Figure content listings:

--- --- ---

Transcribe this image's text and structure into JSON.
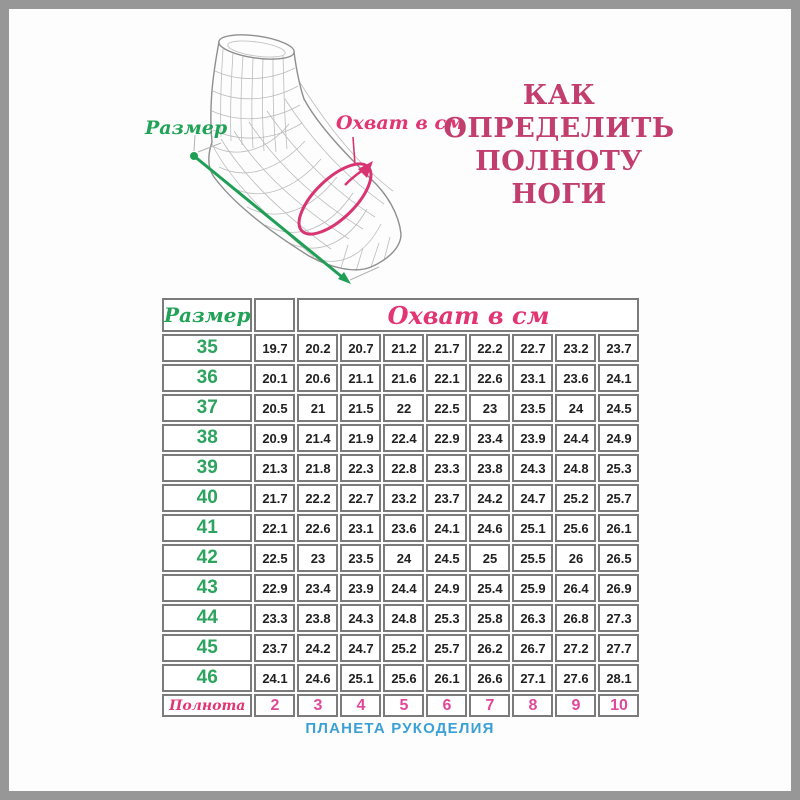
{
  "frame": {
    "title_lines": [
      "КАК",
      "ОПРЕДЕЛИТЬ",
      "ПОЛНОТУ",
      "НОГИ"
    ],
    "footer": "ПЛАНЕТА РУКОДЕЛИЯ"
  },
  "illustration": {
    "length_label": "Размер",
    "girth_label": "Охват в см"
  },
  "table": {
    "size_header": "Размер",
    "girth_header": "Охват в см",
    "fullness_label": "Полнота"
  },
  "chart_data": {
    "type": "table",
    "title": "КАК ОПРЕДЕЛИТЬ ПОЛНОТУ НОГИ",
    "size_column_header": "Размер",
    "group_header": "Охват в см",
    "fullness_row_label": "Полнота",
    "fullness_values": [
      "2",
      "3",
      "4",
      "5",
      "6",
      "7",
      "8",
      "9",
      "10"
    ],
    "rows": [
      {
        "size": "35",
        "girth_cm": [
          "19.7",
          "20.2",
          "20.7",
          "21.2",
          "21.7",
          "22.2",
          "22.7",
          "23.2",
          "23.7"
        ]
      },
      {
        "size": "36",
        "girth_cm": [
          "20.1",
          "20.6",
          "21.1",
          "21.6",
          "22.1",
          "22.6",
          "23.1",
          "23.6",
          "24.1"
        ]
      },
      {
        "size": "37",
        "girth_cm": [
          "20.5",
          "21",
          "21.5",
          "22",
          "22.5",
          "23",
          "23.5",
          "24",
          "24.5"
        ]
      },
      {
        "size": "38",
        "girth_cm": [
          "20.9",
          "21.4",
          "21.9",
          "22.4",
          "22.9",
          "23.4",
          "23.9",
          "24.4",
          "24.9"
        ]
      },
      {
        "size": "39",
        "girth_cm": [
          "21.3",
          "21.8",
          "22.3",
          "22.8",
          "23.3",
          "23.8",
          "24.3",
          "24.8",
          "25.3"
        ]
      },
      {
        "size": "40",
        "girth_cm": [
          "21.7",
          "22.2",
          "22.7",
          "23.2",
          "23.7",
          "24.2",
          "24.7",
          "25.2",
          "25.7"
        ]
      },
      {
        "size": "41",
        "girth_cm": [
          "22.1",
          "22.6",
          "23.1",
          "23.6",
          "24.1",
          "24.6",
          "25.1",
          "25.6",
          "26.1"
        ]
      },
      {
        "size": "42",
        "girth_cm": [
          "22.5",
          "23",
          "23.5",
          "24",
          "24.5",
          "25",
          "25.5",
          "26",
          "26.5"
        ]
      },
      {
        "size": "43",
        "girth_cm": [
          "22.9",
          "23.4",
          "23.9",
          "24.4",
          "24.9",
          "25.4",
          "25.9",
          "26.4",
          "26.9"
        ]
      },
      {
        "size": "44",
        "girth_cm": [
          "23.3",
          "23.8",
          "24.3",
          "24.8",
          "25.3",
          "25.8",
          "26.3",
          "26.8",
          "27.3"
        ]
      },
      {
        "size": "45",
        "girth_cm": [
          "23.7",
          "24.2",
          "24.7",
          "25.2",
          "25.7",
          "26.2",
          "26.7",
          "27.2",
          "27.7"
        ]
      },
      {
        "size": "46",
        "girth_cm": [
          "24.1",
          "24.6",
          "25.1",
          "25.6",
          "26.1",
          "26.6",
          "27.1",
          "27.6",
          "28.1"
        ]
      }
    ]
  },
  "colors": {
    "green": "#21a257",
    "accent_pink": "#e23573",
    "title_pink": "#c13e6e",
    "fullness_pink": "#e0489a",
    "footer_blue": "#3aa0d6",
    "cell_border_gray": "#7b7b7b",
    "frame_gray": "#979797"
  }
}
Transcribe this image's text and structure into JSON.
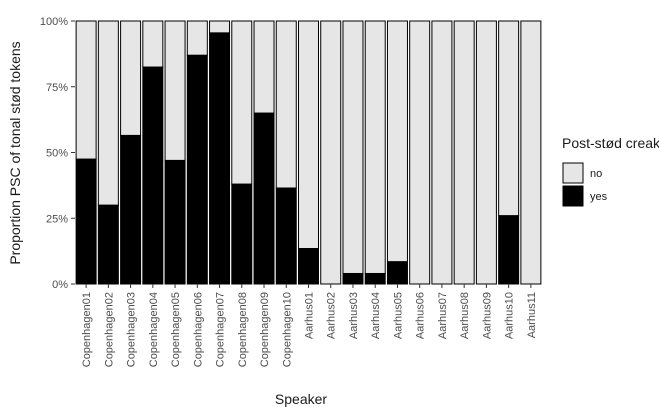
{
  "chart_data": {
    "type": "bar",
    "stacked": true,
    "xlabel": "Speaker",
    "ylabel": "Proportion PSC of tonal stød tokens",
    "ylim": [
      0,
      1
    ],
    "y_ticks": [
      "0%",
      "25%",
      "50%",
      "75%",
      "100%"
    ],
    "categories": [
      "Copenhagen01",
      "Copenhagen02",
      "Copenhagen03",
      "Copenhagen04",
      "Copenhagen05",
      "Copenhagen06",
      "Copenhagen07",
      "Copenhagen08",
      "Copenhagen09",
      "Copenhagen10",
      "Aarhus01",
      "Aarhus02",
      "Aarhus03",
      "Aarhus04",
      "Aarhus05",
      "Aarhus06",
      "Aarhus07",
      "Aarhus08",
      "Aarhus09",
      "Aarhus10",
      "Aarhus11"
    ],
    "series": [
      {
        "name": "yes",
        "color": "#000000",
        "values": [
          0.475,
          0.3,
          0.565,
          0.825,
          0.47,
          0.87,
          0.955,
          0.38,
          0.65,
          0.365,
          0.135,
          0.0,
          0.04,
          0.04,
          0.085,
          0.0,
          0.0,
          0.0,
          0.0,
          0.26,
          0.0
        ]
      },
      {
        "name": "no",
        "color": "#e6e6e6",
        "values": [
          0.525,
          0.7,
          0.435,
          0.175,
          0.53,
          0.13,
          0.045,
          0.62,
          0.35,
          0.635,
          0.865,
          1.0,
          0.96,
          0.96,
          0.915,
          1.0,
          1.0,
          1.0,
          1.0,
          0.74,
          1.0
        ]
      }
    ],
    "legend": {
      "title": "Post-stød creak",
      "position": "right",
      "entries": [
        {
          "label": "no",
          "color": "#e6e6e6"
        },
        {
          "label": "yes",
          "color": "#000000"
        }
      ]
    },
    "grid": false
  }
}
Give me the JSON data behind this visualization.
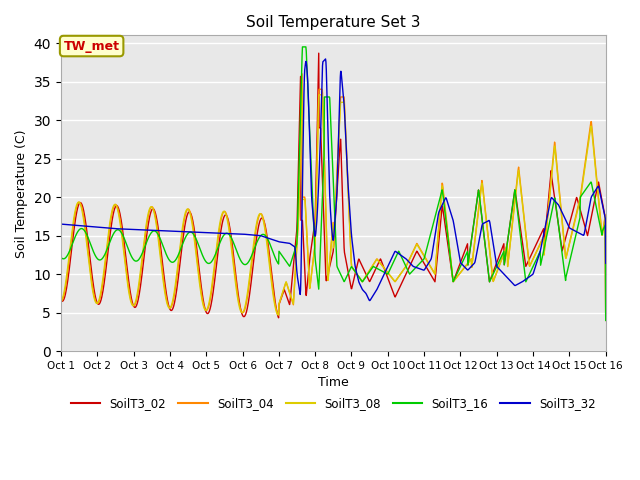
{
  "title": "Soil Temperature Set 3",
  "xlabel": "Time",
  "ylabel": "Soil Temperature (C)",
  "ylim": [
    0,
    41
  ],
  "yticks": [
    0,
    5,
    10,
    15,
    20,
    25,
    30,
    35,
    40
  ],
  "bg_color": "#e8e8e8",
  "series_colors": {
    "SoilT3_02": "#cc0000",
    "SoilT3_04": "#ff8800",
    "SoilT3_08": "#ddcc00",
    "SoilT3_16": "#00cc00",
    "SoilT3_32": "#0000cc"
  },
  "annotation_text": "TW_met",
  "annotation_color": "#cc0000",
  "annotation_bg": "#ffffcc",
  "annotation_border": "#999900",
  "figsize": [
    6.4,
    4.8
  ],
  "dpi": 100
}
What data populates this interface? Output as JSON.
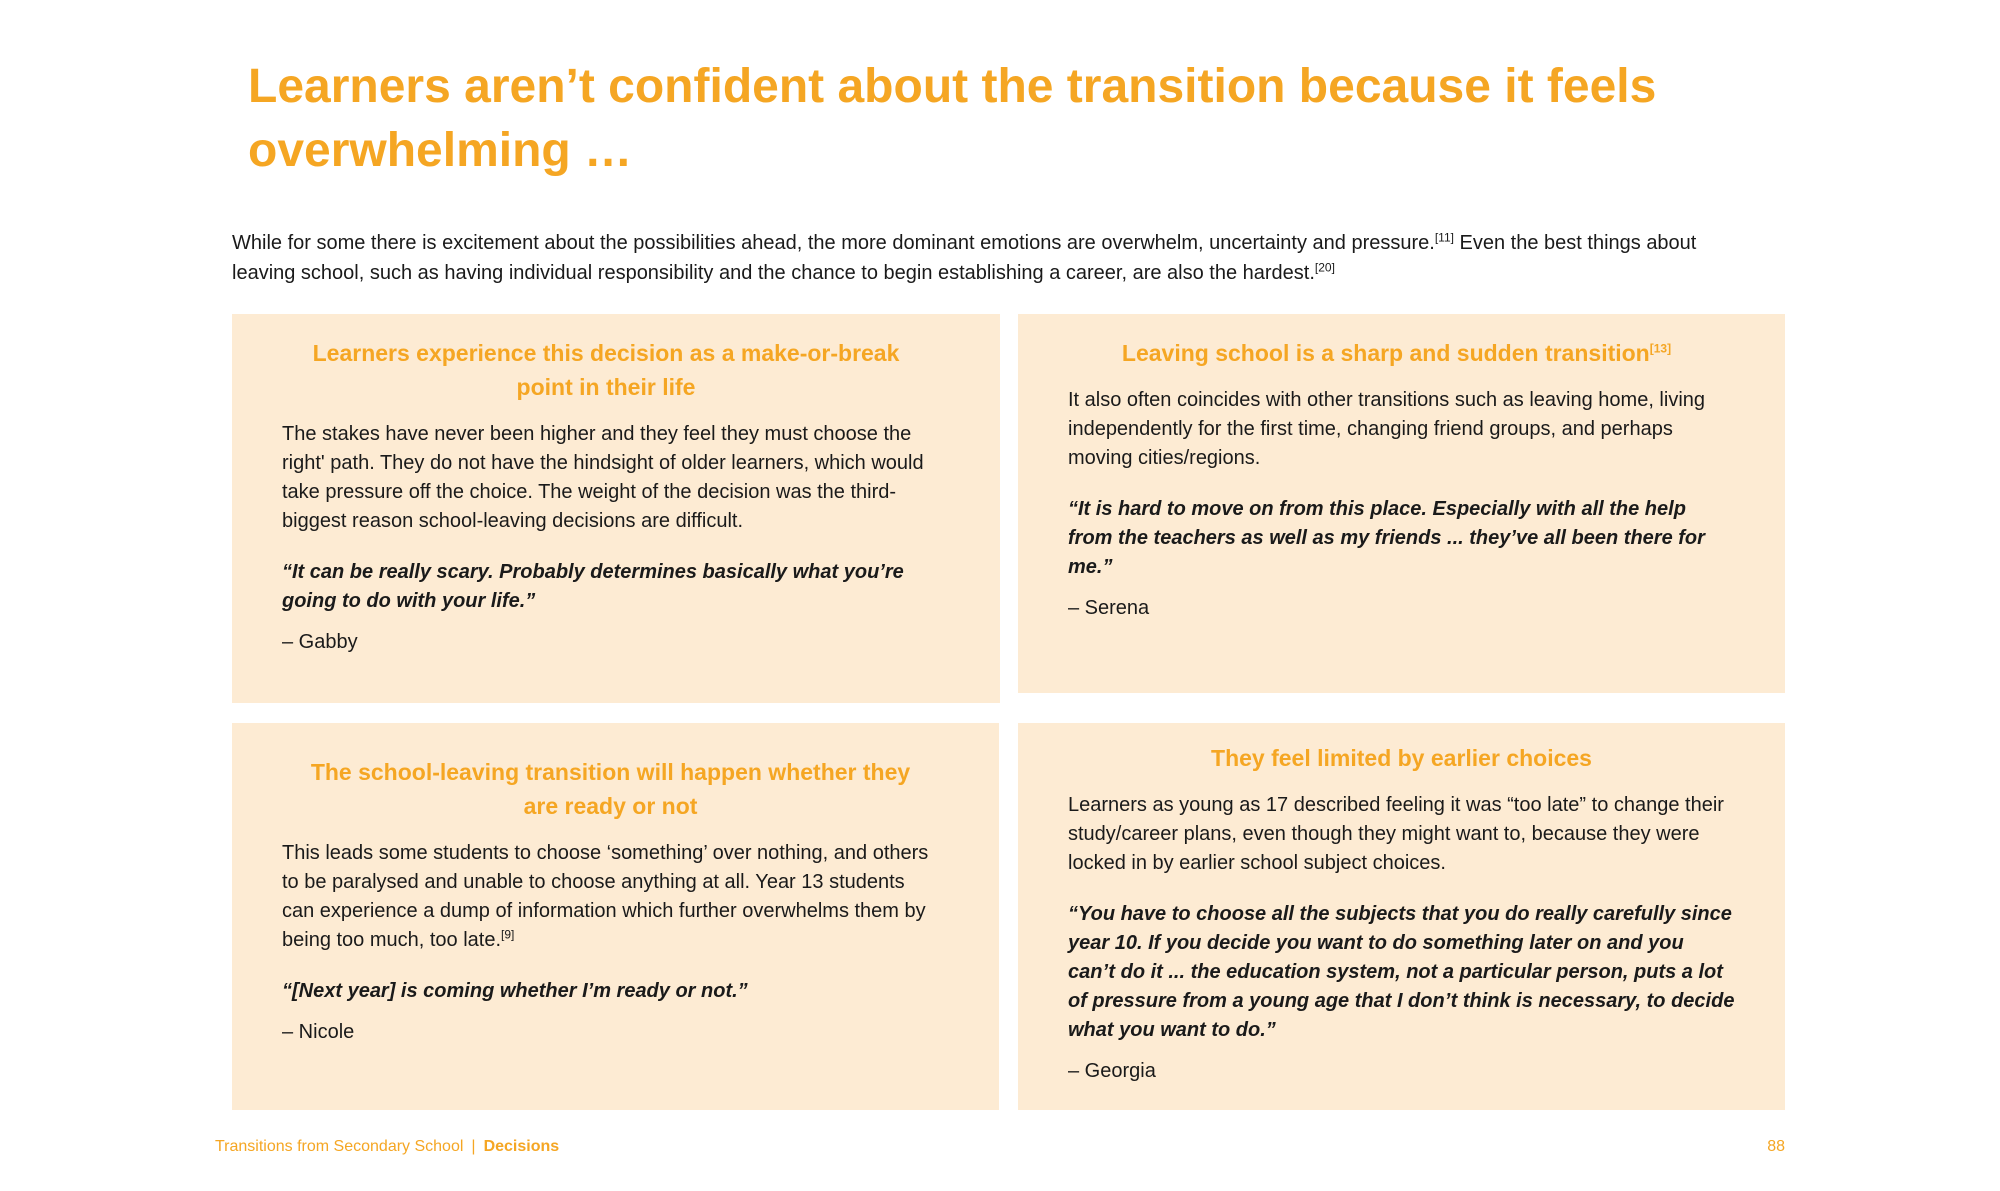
{
  "page_title": "Learners aren’t confident about the transition because it feels overwhelming …",
  "intro": {
    "part1": "While for some there is excitement about the possibilities ahead, the more dominant emotions are overwhelm, uncertainty and pressure.",
    "ref1": "[11]",
    "part2": " Even the best things about leaving school, such as having individual responsibility and the chance to begin establishing a career, are also the hardest.",
    "ref2": "[20]"
  },
  "cards": [
    {
      "title": "Learners experience this decision as a make-or-break point in their life",
      "body": "The stakes have never been higher and they feel they must choose the right' path. They do not have the hindsight of older learners, which would take pressure off the choice. The weight of the decision was the third-biggest reason school-leaving decisions are difficult.",
      "quote": "“It can be really scary. Probably determines basically what you’re going to do with your life.”",
      "attribution": "– Gabby"
    },
    {
      "title": "Leaving school is a sharp and sudden transition",
      "title_ref": "[13]",
      "body": "It also often coincides with other transitions such as leaving home, living independently for the first time, changing friend groups, and perhaps moving cities/regions.",
      "quote": "“It is hard to move on from this place. Especially with all the help from the teachers as well as my friends ... they’ve all been there for me.”",
      "attribution": "– Serena"
    },
    {
      "title": "The school-leaving transition will happen whether they are ready or not",
      "body": "This leads some students to choose ‘something’ over nothing, and others to be paralysed and unable to choose anything at all. Year 13 students can experience a dump of information which further overwhelms them by being too much, too late.",
      "body_ref": "[9]",
      "quote": "“[Next year] is coming whether I’m ready or not.”",
      "attribution": "– Nicole"
    },
    {
      "title": "They feel limited by earlier choices",
      "body": "Learners as young as 17 described feeling it was “too late” to change their study/career plans, even though they might want to, because they were locked in by earlier school subject choices.",
      "quote": "“You have to choose all the subjects that you do really carefully since year 10. If you decide you want to do something later on and you can’t do it ... the education system, not a particular person, puts a lot of pressure from a young age that I don’t think is necessary, to decide what you want to do.”",
      "attribution": "– Georgia"
    }
  ],
  "footer": {
    "document": "Transitions from Secondary School",
    "separator": "|",
    "section": "Decisions",
    "page_number": "88"
  },
  "colors": {
    "accent": "#f5a623",
    "card_background": "#fdebd3",
    "text": "#1a1a1a"
  }
}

--- --- ---

Do this: Using the records above, say how many lines include the string "whether". Only the number is wanted.

Written answer: 2